■ Stored rows
----------------------------------------
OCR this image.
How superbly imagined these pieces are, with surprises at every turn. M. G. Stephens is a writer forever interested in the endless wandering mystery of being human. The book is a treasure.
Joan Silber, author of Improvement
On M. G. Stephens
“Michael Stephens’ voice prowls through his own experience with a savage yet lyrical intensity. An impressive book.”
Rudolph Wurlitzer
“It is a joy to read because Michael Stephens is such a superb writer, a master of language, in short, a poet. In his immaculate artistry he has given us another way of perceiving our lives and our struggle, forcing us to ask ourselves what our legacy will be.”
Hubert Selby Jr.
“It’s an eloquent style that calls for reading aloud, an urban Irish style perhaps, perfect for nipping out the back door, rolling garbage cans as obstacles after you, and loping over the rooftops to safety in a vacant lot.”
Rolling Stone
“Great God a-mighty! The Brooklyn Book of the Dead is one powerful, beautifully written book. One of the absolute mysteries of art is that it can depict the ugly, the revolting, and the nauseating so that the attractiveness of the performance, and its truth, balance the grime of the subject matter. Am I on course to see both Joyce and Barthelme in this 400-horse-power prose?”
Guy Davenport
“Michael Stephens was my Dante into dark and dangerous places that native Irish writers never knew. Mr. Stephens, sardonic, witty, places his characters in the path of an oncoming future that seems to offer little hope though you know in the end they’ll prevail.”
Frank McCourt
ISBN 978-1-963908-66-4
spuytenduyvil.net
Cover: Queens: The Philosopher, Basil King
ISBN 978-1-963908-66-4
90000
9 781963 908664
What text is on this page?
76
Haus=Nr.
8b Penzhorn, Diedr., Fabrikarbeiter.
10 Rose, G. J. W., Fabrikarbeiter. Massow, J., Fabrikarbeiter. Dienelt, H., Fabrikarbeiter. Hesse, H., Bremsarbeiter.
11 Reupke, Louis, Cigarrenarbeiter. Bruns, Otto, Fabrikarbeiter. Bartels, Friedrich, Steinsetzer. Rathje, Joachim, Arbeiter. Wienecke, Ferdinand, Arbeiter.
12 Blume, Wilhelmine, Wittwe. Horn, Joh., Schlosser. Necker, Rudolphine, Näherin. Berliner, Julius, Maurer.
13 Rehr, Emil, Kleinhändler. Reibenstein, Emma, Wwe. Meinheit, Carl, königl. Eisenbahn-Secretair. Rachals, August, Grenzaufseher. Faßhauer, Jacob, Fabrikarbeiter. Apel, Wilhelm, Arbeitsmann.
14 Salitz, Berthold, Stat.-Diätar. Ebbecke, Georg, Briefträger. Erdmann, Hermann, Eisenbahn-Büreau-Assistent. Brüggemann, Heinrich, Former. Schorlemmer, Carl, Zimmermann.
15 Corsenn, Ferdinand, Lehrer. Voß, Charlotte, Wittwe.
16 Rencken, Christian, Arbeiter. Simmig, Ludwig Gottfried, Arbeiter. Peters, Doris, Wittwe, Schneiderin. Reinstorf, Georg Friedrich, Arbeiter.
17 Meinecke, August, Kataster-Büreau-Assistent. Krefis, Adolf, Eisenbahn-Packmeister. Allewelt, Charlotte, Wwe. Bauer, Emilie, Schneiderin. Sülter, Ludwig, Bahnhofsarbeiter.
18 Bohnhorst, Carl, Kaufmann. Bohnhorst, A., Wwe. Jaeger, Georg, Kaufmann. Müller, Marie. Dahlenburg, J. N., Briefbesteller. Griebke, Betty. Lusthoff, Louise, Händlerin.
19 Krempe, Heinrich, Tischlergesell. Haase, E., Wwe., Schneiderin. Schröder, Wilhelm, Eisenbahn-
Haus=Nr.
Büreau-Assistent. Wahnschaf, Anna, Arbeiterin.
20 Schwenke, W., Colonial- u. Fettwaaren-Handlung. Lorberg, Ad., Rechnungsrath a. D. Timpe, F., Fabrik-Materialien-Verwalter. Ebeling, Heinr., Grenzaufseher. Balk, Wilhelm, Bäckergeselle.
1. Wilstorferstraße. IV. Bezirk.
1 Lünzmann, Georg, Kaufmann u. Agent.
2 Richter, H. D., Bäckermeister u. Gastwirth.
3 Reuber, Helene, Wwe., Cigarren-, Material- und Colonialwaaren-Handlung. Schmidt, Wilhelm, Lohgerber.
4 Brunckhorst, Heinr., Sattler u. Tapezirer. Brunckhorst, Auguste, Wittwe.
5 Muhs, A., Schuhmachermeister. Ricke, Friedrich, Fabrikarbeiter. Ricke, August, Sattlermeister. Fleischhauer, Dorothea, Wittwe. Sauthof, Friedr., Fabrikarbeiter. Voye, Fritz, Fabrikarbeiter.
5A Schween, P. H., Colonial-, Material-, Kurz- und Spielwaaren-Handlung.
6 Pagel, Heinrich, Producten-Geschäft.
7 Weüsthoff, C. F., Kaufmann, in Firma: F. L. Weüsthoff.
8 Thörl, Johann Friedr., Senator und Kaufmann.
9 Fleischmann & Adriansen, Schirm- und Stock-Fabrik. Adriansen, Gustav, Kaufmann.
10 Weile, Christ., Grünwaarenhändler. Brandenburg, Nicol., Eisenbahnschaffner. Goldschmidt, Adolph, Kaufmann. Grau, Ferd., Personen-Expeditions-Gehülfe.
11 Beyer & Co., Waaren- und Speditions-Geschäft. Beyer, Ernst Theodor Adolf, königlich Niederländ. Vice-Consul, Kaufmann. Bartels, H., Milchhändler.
----------------------------------------
■ Exercise task
Find the string "Ludwig" in the entries above and return each line that holds it.

■ Written response
16 Rencken, Christian, Arbeiter. Simmig, Ludwig Gottfried, Arbeiter. Peters, Doris, Wittwe, Schneiderin. Reinstorf, Georg Friedrich, Arbeiter.
17 Meinecke, August, Kataster-Büreau-Assistent. Krefis, Adolf, Eisenbahn-Packmeister. Allewelt, Charlotte, Wwe. Bauer, Emilie, Schneiderin. Sülter, Ludwig, Bahnhofsarbeiter.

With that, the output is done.